# WORK TO DO
In the listing below, count the lines containing the string "minimize" and state only the number.

++++++

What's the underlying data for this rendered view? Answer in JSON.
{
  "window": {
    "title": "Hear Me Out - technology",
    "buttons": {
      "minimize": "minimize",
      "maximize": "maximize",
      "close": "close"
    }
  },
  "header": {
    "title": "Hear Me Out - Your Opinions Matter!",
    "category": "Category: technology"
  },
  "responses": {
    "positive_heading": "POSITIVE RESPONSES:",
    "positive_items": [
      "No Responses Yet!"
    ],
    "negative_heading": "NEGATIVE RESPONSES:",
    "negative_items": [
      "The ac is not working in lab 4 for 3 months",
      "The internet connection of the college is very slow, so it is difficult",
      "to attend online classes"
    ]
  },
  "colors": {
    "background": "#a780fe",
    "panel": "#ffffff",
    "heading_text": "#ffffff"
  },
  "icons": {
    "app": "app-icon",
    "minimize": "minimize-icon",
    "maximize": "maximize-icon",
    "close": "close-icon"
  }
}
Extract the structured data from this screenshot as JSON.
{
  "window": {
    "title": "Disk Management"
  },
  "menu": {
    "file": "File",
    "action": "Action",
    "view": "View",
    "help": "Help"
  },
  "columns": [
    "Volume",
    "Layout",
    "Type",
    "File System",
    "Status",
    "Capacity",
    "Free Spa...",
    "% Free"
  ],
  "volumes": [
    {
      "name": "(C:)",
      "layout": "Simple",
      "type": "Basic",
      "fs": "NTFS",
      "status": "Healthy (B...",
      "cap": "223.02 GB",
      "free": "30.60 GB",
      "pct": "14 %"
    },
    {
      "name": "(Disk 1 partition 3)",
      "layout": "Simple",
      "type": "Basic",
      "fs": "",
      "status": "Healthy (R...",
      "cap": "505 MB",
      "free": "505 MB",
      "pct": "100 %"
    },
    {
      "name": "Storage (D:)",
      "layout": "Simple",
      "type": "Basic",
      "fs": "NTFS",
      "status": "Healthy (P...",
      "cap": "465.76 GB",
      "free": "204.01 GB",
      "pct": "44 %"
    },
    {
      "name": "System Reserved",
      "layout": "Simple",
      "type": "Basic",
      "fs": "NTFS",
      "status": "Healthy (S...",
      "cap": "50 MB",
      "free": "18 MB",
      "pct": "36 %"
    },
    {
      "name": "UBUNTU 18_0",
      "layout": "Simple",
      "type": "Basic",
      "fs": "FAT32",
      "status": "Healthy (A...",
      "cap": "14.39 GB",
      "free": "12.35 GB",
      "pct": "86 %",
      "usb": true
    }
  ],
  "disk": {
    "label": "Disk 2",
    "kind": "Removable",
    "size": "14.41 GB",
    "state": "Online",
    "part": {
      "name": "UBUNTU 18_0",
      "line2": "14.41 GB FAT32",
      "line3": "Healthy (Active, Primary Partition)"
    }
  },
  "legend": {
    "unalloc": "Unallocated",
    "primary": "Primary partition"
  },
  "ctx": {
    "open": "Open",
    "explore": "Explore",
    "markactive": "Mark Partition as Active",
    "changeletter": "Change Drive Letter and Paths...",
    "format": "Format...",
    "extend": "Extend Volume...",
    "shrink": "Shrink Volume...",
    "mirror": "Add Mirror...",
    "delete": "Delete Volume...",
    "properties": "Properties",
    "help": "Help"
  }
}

++++++

# COMPLETED EXERCISE
2